-------- Source document

A visitor remembered long afterward a handsome young woman who he thought was Nancy Hanks, singing wildly, whirling about as may once have done the ecstatic women of the woods of Thrace, making her way among equally passionate worshipers, to the foot of the rude altar, and there casting herself into the arms of the man she was to marry.(6) So did thousands of forest women in those seasons when their communion with a mystic loneliness was confessed, when they gave tongue as simply as wild creatures to the nameless stirrings and promptings of that secret woodland where Pan was still the lord. And the day following the revival, they were again the silent, expressionless, much enduring, long-suffering forest wives, mothers of many children, toilers of the cabins, who cooked and swept and carried fuel by sunlight, and by firelight sewed and spun.

----------------
-------- Records to process

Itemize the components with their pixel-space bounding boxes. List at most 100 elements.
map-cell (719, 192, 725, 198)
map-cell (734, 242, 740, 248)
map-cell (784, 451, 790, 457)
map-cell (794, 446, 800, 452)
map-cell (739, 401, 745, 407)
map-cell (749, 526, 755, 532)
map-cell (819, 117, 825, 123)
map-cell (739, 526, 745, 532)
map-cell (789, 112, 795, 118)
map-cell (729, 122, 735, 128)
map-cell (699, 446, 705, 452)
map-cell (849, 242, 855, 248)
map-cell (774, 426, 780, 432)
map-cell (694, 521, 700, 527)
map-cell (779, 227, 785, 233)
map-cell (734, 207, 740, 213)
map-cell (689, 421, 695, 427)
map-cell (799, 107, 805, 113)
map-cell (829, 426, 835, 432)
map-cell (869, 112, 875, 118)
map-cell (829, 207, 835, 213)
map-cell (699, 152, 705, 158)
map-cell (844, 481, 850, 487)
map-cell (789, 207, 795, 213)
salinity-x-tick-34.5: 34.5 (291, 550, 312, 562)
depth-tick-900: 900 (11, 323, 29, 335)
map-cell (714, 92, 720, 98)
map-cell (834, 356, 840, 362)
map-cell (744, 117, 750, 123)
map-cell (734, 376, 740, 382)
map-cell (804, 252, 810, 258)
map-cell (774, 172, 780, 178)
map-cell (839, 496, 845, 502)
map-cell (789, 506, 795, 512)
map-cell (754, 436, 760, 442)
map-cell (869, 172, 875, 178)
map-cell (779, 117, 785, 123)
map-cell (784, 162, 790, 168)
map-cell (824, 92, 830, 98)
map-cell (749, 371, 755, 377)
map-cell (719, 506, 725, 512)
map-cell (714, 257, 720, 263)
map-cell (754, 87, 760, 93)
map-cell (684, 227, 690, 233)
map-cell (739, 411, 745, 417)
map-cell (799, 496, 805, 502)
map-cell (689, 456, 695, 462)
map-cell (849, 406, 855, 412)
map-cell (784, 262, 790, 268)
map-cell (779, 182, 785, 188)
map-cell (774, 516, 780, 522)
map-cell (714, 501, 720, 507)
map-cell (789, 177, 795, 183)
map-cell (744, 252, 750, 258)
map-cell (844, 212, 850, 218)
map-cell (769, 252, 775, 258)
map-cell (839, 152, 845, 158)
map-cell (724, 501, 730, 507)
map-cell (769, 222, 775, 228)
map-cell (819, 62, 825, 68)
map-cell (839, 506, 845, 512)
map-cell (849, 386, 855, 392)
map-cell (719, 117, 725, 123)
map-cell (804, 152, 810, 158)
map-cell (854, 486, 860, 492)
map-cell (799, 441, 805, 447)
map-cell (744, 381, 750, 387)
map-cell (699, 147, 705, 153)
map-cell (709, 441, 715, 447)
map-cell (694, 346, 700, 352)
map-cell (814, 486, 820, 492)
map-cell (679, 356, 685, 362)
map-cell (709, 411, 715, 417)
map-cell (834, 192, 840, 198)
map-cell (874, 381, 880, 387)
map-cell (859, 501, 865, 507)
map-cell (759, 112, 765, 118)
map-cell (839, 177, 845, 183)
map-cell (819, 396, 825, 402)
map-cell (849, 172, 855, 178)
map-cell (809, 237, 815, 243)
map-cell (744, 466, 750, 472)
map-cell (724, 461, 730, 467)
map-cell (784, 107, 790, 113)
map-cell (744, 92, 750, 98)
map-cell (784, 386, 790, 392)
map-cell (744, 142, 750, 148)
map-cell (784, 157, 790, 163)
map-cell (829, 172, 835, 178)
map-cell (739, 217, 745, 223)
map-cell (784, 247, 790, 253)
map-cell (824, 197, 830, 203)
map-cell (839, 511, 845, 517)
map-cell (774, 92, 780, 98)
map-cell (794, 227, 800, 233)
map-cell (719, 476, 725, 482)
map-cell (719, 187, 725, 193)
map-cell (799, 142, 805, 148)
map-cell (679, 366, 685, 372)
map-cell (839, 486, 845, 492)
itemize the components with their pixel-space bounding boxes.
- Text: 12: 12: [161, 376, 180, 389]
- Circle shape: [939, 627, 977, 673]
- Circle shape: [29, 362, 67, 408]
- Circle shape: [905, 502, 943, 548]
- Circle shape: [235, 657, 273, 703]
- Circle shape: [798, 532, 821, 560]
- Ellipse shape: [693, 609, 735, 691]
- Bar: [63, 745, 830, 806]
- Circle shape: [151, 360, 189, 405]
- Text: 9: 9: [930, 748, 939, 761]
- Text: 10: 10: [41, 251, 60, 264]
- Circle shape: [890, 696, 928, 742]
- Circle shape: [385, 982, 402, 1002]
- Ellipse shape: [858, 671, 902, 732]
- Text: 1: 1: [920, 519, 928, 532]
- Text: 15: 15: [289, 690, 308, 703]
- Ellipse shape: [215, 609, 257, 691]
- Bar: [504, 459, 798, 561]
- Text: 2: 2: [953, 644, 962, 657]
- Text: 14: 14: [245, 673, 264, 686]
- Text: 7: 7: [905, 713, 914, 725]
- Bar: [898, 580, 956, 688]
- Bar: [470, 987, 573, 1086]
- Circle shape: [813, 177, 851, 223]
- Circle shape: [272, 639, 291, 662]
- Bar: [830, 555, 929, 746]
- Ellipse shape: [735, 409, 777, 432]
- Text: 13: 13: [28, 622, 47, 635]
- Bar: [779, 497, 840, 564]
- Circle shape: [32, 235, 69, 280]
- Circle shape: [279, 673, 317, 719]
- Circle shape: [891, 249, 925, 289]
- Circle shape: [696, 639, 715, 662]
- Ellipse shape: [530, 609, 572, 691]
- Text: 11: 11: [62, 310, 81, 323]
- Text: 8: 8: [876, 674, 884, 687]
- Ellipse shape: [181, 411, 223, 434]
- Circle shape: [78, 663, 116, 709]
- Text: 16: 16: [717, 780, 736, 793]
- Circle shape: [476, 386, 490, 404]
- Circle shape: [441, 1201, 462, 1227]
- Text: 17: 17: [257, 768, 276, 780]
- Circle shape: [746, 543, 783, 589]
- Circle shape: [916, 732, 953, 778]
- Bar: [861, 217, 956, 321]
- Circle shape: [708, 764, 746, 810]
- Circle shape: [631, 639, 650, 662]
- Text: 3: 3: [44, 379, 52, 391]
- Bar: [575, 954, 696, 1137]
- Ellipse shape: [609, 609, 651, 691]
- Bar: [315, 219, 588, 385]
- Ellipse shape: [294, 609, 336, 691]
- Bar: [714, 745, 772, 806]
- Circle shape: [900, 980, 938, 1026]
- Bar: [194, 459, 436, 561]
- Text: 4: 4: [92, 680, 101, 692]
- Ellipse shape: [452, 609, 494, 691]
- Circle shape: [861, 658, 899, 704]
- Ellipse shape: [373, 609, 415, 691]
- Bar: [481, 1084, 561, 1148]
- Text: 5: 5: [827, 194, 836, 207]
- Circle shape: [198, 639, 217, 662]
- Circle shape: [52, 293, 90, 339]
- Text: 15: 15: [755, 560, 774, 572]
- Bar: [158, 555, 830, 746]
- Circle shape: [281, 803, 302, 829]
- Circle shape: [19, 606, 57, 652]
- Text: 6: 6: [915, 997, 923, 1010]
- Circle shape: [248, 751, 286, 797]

----------------

Parts of the exercise:
1/ Print the entries word for word, starting at their first line and ending at the line that contains "map-cell (739, 526, 745, 532)", with both of those lines included.
2/ Proceed with the passage about the forest women and the revival, picking up right after its final sentence.

Results of the exercise:
1/
Itemize the components with their pixel-space bounding boxes. List at most 100 elements.
map-cell (719, 192, 725, 198)
map-cell (734, 242, 740, 248)
map-cell (784, 451, 790, 457)
map-cell (794, 446, 800, 452)
map-cell (739, 401, 745, 407)
map-cell (749, 526, 755, 532)
map-cell (819, 117, 825, 123)
map-cell (739, 526, 745, 532)

2/
It can easily be understood how these women, as a rule, exerted little influence on their sons. Their imaginative side was too deeply hidden, the nature of their pleasures too secret, too mysterious. Male youth, following its obvious pleasure, went with the men to the hunt. The women remained outsiders. The boy who chose to do likewise, was the incredible exception. In him had come to a head the deepest things in the forest life: the darkly feminine things, its silence, its mysticism, its secretiveness, its tragic patience. Abraham was such a boy. It is said that he astounded his father by refusing to own a gun. He earned terrible whippings by releasing animals caught in traps. Though he had in fullest measure the forest passion for listening to stories, the ever-popular tales of Indian warfare disgusted him. But let the tale take on any glint of the mystery of the human soul—as of Robinson Crusoe alone on his island, or of the lordliness of action, as in Columbus or Washington—and he was quick with interest. The stories of talking animals out of Aesop fascinated him.